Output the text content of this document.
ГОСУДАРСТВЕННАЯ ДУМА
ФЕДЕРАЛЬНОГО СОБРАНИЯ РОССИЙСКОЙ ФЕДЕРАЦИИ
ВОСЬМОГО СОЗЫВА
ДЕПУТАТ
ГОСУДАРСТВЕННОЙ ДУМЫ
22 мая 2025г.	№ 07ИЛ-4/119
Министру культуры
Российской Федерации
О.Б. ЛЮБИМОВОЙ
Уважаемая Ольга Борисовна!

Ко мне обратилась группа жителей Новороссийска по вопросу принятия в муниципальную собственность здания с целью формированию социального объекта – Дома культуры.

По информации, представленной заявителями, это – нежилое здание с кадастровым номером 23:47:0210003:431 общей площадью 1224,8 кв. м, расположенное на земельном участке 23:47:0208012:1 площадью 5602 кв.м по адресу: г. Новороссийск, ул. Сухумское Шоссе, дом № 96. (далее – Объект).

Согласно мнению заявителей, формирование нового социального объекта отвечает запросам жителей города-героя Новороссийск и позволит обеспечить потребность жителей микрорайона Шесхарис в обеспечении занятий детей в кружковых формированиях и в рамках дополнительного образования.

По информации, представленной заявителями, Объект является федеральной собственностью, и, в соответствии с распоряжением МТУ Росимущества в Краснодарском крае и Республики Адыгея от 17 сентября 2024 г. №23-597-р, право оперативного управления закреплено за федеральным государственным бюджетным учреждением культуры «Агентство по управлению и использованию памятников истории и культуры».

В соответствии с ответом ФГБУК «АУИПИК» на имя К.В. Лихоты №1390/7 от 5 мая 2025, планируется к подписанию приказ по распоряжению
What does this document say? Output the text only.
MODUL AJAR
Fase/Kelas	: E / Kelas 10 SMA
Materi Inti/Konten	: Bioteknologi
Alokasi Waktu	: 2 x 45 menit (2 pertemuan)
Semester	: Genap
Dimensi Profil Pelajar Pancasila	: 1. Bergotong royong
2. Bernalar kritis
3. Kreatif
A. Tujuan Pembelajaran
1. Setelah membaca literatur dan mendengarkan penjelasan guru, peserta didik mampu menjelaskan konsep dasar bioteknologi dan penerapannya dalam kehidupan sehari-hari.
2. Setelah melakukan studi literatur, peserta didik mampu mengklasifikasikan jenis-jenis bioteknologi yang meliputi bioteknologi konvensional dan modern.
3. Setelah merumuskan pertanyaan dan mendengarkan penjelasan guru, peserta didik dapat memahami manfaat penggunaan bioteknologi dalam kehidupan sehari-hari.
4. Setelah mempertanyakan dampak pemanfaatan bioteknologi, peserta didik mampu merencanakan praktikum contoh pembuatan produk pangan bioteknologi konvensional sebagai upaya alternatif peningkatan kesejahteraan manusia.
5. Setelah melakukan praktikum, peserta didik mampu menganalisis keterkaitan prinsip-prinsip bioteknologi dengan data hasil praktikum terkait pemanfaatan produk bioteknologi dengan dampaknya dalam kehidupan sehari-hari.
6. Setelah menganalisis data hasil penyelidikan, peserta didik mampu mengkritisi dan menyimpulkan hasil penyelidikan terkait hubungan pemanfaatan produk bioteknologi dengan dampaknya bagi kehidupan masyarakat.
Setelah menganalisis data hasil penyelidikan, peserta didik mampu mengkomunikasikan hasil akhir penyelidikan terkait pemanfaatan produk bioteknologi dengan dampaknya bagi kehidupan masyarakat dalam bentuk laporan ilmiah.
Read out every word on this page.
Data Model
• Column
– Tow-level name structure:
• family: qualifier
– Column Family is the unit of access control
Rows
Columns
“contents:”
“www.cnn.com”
::::
Given task: Check every line of the data, and copy the ones that contain "объекта".

Response:
Ко мне обратилась группа жителей Новороссийска по вопросу принятия в муниципальную собственность здания с целью формированию социального объекта – Дома культуры.
Согласно мнению заявителей, формирование нового социального объекта отвечает запросам жителей города-героя Новороссийск и позволит обеспечить потребность жителей микрорайона Шесхарис в обеспечении занятий детей в кружковых формированиях и в рамках дополнительного образования.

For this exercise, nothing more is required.